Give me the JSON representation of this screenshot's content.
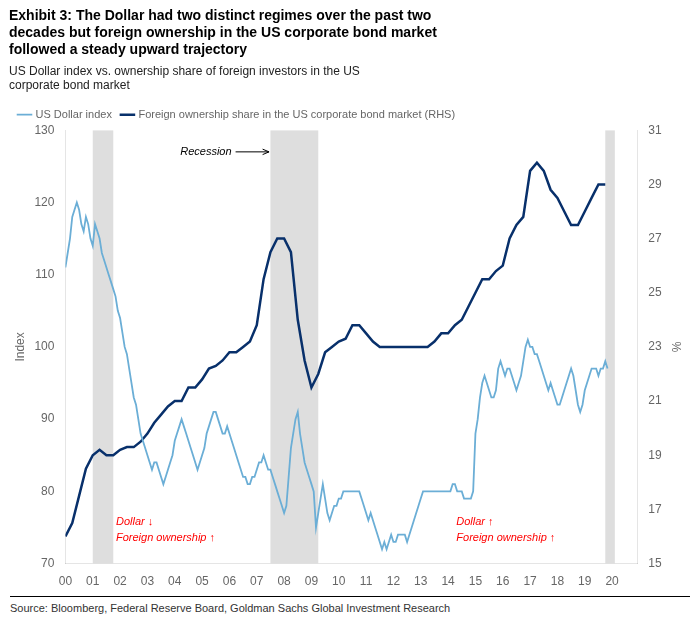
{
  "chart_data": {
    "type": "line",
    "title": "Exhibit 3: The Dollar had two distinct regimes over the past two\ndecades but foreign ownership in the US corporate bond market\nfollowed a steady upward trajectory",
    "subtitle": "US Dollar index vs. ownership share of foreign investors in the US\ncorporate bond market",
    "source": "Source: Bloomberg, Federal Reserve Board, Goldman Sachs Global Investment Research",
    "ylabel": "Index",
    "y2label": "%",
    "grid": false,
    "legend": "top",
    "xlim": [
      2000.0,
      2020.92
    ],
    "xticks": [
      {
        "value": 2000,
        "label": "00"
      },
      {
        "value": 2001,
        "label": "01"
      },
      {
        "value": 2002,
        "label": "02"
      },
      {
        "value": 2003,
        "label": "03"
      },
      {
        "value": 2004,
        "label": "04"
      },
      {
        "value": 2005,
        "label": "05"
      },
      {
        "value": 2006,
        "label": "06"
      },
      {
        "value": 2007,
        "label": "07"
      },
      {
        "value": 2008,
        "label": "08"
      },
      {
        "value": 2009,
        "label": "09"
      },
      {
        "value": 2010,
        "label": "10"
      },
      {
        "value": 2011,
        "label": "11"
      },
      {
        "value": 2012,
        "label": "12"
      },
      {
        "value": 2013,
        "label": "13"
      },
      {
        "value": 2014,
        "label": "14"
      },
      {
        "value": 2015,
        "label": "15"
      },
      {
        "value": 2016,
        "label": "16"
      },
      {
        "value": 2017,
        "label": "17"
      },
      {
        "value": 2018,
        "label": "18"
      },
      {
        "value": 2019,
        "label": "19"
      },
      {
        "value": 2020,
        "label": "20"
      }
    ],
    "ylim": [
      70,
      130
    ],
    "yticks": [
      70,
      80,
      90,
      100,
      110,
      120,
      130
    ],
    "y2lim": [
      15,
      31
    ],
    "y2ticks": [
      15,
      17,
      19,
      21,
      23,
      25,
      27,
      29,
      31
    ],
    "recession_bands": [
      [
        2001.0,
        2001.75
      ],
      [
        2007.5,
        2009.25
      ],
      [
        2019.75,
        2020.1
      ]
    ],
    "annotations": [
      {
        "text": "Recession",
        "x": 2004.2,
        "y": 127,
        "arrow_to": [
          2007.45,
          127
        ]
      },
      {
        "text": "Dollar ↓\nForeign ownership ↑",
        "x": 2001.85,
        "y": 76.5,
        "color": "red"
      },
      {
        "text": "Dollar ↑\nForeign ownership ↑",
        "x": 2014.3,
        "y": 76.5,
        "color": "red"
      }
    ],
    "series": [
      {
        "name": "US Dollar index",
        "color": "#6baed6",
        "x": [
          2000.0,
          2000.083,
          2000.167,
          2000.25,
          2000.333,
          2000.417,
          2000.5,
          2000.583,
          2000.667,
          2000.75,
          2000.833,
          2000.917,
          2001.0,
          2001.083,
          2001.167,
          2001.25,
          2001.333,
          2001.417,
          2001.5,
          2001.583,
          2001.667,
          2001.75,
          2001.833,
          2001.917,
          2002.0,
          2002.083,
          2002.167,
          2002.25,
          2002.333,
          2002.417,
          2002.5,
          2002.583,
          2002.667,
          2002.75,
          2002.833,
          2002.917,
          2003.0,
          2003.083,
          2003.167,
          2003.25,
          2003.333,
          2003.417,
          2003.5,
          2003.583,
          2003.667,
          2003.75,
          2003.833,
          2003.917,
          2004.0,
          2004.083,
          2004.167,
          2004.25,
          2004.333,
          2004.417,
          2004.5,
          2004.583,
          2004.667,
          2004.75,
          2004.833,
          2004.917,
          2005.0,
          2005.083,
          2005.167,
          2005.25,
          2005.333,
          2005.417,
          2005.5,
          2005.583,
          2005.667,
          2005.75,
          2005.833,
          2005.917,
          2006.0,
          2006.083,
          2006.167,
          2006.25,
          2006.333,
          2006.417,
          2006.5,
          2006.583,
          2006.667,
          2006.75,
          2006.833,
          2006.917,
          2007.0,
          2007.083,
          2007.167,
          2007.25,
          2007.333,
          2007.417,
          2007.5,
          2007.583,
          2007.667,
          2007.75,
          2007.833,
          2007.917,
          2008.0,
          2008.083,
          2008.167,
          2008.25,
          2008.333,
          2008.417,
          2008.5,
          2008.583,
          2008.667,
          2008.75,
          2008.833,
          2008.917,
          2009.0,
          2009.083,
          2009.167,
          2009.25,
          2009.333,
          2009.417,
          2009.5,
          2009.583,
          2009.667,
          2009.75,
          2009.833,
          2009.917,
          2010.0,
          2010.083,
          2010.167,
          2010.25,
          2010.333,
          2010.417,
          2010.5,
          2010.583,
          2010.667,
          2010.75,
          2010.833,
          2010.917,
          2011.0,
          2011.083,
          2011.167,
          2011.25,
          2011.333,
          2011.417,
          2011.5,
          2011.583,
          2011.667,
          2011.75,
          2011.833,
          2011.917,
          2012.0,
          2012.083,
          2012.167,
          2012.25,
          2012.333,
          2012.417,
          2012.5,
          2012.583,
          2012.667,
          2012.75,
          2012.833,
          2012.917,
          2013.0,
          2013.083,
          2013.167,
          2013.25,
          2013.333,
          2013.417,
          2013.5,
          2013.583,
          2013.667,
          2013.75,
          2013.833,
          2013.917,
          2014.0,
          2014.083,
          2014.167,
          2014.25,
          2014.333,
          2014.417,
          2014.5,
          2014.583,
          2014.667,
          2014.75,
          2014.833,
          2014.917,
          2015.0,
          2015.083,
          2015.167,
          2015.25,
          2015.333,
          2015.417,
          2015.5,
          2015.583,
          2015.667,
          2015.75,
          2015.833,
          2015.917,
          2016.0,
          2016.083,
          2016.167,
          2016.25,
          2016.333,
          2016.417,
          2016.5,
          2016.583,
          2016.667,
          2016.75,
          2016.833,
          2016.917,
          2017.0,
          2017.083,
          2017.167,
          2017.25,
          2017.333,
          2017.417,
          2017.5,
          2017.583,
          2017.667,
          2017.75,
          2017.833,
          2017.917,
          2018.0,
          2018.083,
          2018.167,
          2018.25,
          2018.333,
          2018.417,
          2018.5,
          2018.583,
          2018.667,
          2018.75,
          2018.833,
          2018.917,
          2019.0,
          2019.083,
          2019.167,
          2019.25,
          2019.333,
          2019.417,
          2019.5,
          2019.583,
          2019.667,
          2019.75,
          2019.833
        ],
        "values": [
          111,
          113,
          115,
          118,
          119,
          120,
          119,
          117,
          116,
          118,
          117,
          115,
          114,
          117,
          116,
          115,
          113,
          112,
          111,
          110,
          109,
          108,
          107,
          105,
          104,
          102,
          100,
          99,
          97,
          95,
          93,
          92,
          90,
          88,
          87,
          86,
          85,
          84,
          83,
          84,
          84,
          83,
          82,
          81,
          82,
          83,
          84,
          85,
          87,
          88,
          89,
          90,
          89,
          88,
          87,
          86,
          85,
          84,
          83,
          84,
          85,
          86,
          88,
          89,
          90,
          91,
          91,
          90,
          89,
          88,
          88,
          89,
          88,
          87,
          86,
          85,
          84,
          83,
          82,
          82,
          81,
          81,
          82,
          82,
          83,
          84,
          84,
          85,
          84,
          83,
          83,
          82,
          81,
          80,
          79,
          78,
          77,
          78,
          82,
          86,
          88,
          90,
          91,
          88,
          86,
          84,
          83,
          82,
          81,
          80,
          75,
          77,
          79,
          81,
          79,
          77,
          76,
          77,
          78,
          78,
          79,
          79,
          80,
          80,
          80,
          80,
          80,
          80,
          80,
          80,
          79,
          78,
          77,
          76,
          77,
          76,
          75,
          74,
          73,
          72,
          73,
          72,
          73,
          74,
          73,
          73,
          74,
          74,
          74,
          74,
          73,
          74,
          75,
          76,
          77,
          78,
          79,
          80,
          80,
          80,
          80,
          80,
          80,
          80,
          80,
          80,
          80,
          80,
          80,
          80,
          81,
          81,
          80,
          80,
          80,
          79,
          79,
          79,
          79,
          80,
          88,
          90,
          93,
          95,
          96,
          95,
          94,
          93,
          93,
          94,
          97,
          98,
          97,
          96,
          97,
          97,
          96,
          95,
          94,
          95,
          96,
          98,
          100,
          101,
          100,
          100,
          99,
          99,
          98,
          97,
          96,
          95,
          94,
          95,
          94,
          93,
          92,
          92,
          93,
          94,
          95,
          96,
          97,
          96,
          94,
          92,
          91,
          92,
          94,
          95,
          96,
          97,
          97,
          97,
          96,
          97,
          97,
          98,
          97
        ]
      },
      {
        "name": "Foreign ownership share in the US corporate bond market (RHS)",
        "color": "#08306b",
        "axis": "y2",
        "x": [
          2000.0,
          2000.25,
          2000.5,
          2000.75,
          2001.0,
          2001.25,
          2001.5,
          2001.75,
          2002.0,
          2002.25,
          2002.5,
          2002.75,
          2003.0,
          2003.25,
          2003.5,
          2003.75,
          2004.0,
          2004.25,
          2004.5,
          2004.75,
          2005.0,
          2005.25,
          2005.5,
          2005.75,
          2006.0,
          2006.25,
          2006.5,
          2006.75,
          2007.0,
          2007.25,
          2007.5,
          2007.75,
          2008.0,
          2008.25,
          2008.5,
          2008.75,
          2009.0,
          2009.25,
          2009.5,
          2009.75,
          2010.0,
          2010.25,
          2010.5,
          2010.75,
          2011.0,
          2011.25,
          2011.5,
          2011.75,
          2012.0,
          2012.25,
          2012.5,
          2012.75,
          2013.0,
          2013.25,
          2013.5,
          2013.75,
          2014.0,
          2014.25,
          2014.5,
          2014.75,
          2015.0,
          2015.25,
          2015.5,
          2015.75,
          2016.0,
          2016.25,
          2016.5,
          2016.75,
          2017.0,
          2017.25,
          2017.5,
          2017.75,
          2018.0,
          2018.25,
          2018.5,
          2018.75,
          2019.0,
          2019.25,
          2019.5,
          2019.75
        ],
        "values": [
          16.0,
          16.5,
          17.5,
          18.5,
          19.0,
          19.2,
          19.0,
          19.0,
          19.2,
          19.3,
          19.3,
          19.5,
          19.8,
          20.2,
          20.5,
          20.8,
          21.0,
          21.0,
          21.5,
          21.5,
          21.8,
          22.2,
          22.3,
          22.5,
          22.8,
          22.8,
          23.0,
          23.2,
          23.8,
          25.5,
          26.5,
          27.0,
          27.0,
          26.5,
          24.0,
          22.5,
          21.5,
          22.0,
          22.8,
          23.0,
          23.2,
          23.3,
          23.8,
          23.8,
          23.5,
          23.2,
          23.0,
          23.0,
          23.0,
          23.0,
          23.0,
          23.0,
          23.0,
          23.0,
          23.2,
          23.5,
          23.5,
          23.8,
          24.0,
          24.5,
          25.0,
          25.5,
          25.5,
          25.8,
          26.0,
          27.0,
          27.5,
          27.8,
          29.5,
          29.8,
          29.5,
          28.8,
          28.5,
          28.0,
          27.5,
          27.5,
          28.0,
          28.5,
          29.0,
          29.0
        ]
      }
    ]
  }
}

####################

EXERCISE PROMPT
Show, from the listing above, each line that contains the word "nForeign".

FULL OUTPUT
        "text": "Dollar ↓\nForeign ownership ↑",
        "text": "Dollar ↑\nForeign ownership ↑",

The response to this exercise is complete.